Dataset rows about figures
^^^^
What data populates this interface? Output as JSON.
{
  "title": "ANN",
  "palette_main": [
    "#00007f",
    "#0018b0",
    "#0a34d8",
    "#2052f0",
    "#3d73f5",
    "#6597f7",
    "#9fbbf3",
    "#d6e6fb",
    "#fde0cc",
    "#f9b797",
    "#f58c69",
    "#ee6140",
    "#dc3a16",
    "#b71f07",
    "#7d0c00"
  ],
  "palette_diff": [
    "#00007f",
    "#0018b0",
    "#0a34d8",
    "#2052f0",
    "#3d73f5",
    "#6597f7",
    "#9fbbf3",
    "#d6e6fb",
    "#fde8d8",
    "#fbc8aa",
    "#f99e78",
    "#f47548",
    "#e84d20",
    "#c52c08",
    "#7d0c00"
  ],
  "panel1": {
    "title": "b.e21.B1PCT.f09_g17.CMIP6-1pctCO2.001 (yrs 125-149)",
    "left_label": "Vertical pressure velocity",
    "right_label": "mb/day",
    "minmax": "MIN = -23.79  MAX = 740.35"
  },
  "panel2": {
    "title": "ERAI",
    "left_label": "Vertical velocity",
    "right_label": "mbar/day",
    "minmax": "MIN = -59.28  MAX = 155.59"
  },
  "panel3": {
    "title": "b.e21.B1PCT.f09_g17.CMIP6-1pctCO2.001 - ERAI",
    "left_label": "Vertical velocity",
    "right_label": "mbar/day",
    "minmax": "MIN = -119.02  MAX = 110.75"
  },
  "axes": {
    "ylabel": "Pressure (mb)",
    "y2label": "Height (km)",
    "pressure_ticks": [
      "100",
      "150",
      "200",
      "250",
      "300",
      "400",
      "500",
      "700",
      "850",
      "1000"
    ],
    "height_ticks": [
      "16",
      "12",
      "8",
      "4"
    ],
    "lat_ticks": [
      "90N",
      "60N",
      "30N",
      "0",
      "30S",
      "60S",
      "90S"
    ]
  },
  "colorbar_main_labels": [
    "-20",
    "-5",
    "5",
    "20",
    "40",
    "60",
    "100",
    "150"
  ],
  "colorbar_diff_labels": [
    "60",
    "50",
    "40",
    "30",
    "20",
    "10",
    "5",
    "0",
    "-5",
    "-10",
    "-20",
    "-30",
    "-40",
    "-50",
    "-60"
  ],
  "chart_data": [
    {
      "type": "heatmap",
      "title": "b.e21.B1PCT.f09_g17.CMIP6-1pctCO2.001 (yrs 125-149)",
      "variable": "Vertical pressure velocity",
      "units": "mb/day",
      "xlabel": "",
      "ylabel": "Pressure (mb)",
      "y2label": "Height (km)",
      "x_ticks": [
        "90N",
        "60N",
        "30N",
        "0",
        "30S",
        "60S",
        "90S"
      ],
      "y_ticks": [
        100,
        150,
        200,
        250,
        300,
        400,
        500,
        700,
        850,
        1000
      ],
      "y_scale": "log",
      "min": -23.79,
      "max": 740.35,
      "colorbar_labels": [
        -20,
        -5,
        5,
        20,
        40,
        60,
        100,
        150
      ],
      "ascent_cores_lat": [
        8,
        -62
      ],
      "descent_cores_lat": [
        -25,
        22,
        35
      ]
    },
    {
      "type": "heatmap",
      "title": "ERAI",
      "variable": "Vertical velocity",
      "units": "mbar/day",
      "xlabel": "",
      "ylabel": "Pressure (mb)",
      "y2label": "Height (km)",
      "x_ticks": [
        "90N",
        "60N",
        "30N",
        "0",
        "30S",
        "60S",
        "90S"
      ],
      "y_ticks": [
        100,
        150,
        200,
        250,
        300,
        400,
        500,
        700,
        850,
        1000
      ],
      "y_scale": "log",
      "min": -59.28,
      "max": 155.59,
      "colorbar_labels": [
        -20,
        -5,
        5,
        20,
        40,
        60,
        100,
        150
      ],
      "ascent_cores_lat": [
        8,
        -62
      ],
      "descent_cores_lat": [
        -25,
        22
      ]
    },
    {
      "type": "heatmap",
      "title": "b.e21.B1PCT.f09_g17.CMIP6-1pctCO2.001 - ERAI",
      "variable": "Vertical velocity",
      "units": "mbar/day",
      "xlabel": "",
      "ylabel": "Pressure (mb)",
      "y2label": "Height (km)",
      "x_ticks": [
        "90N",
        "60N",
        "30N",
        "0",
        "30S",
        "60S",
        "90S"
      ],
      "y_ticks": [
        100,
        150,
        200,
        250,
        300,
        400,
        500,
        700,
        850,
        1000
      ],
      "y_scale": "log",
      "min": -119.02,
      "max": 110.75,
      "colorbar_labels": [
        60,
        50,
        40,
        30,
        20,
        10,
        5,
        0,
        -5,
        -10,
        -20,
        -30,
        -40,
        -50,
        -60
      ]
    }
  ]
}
^^^^
■ To be done
Go through the material above line by line and copy it exactly.

■ Solution
What data populates this interface? Output as JSON.
{
  "title": "ANN",
  "palette_main": [
    "#00007f",
    "#0018b0",
    "#0a34d8",
    "#2052f0",
    "#3d73f5",
    "#6597f7",
    "#9fbbf3",
    "#d6e6fb",
    "#fde0cc",
    "#f9b797",
    "#f58c69",
    "#ee6140",
    "#dc3a16",
    "#b71f07",
    "#7d0c00"
  ],
  "palette_diff": [
    "#00007f",
    "#0018b0",
    "#0a34d8",
    "#2052f0",
    "#3d73f5",
    "#6597f7",
    "#9fbbf3",
    "#d6e6fb",
    "#fde8d8",
    "#fbc8aa",
    "#f99e78",
    "#f47548",
    "#e84d20",
    "#c52c08",
    "#7d0c00"
  ],
  "panel1": {
    "title": "b.e21.B1PCT.f09_g17.CMIP6-1pctCO2.001 (yrs 125-149)",
    "left_label": "Vertical pressure velocity",
    "right_label": "mb/day",
    "minmax": "MIN = -23.79  MAX = 740.35"
  },
  "panel2": {
    "title": "ERAI",
    "left_label": "Vertical velocity",
    "right_label": "mbar/day",
    "minmax": "MIN = -59.28  MAX = 155.59"
  },
  "panel3": {
    "title": "b.e21.B1PCT.f09_g17.CMIP6-1pctCO2.001 - ERAI",
    "left_label": "Vertical velocity",
    "right_label": "mbar/day",
    "minmax": "MIN = -119.02  MAX = 110.75"
  },
  "axes": {
    "ylabel": "Pressure (mb)",
    "y2label": "Height (km)",
    "pressure_ticks": [
      "100",
      "150",
      "200",
      "250",
      "300",
      "400",
      "500",
      "700",
      "850",
      "1000"
    ],
    "height_ticks": [
      "16",
      "12",
      "8",
      "4"
    ],
    "lat_ticks": [
      "90N",
      "60N",
      "30N",
      "0",
      "30S",
      "60S",
      "90S"
    ]
  },
  "colorbar_main_labels": [
    "-20",
    "-5",
    "5",
    "20",
    "40",
    "60",
    "100",
    "150"
  ],
  "colorbar_diff_labels": [
    "60",
    "50",
    "40",
    "30",
    "20",
    "10",
    "5",
    "0",
    "-5",
    "-10",
    "-20",
    "-30",
    "-40",
    "-50",
    "-60"
  ],
  "chart_data": [
    {
      "type": "heatmap",
      "title": "b.e21.B1PCT.f09_g17.CMIP6-1pctCO2.001 (yrs 125-149)",
      "variable": "Vertical pressure velocity",
      "units": "mb/day",
      "xlabel": "",
      "ylabel": "Pressure (mb)",
      "y2label": "Height (km)",
      "x_ticks": [
        "90N",
        "60N",
        "30N",
        "0",
        "30S",
        "60S",
        "90S"
      ],
      "y_ticks": [
        100,
        150,
        200,
        250,
        300,
        400,
        500,
        700,
        850,
        1000
      ],
      "y_scale": "log",
      "min": -23.79,
      "max": 740.35,
      "colorbar_labels": [
        -20,
        -5,
        5,
        20,
        40,
        60,
        100,
        150
      ],
      "ascent_cores_lat": [
        8,
        -62
      ],
      "descent_cores_lat": [
        -25,
        22,
        35
      ]
    },
    {
      "type": "heatmap",
      "title": "ERAI",
      "variable": "Vertical velocity",
      "units": "mbar/day",
      "xlabel": "",
      "ylabel": "Pressure (mb)",
      "y2label": "Height (km)",
      "x_ticks": [
        "90N",
        "60N",
        "30N",
        "0",
        "30S",
        "60S",
        "90S"
      ],
      "y_ticks": [
        100,
        150,
        200,
        250,
        300,
        400,
        500,
        700,
        850,
        1000
      ],
      "y_scale": "log",
      "min": -59.28,
      "max": 155.59,
      "colorbar_labels": [
        -20,
        -5,
        5,
        20,
        40,
        60,
        100,
        150
      ],
      "ascent_cores_lat": [
        8,
        -62
      ],
      "descent_cores_lat": [
        -25,
        22
      ]
    },
    {
      "type": "heatmap",
      "title": "b.e21.B1PCT.f09_g17.CMIP6-1pctCO2.001 - ERAI",
      "variable": "Vertical velocity",
      "units": "mbar/day",
      "xlabel": "",
      "ylabel": "Pressure (mb)",
      "y2label": "Height (km)",
      "x_ticks": [
        "90N",
        "60N",
        "30N",
        "0",
        "30S",
        "60S",
        "90S"
      ],
      "y_ticks": [
        100,
        150,
        200,
        250,
        300,
        400,
        500,
        700,
        850,
        1000
      ],
      "y_scale": "log",
      "min": -119.02,
      "max": 110.75,
      "colorbar_labels": [
        60,
        50,
        40,
        30,
        20,
        10,
        5,
        0,
        -5,
        -10,
        -20,
        -30,
        -40,
        -50,
        -60
      ]
    }
  ]
}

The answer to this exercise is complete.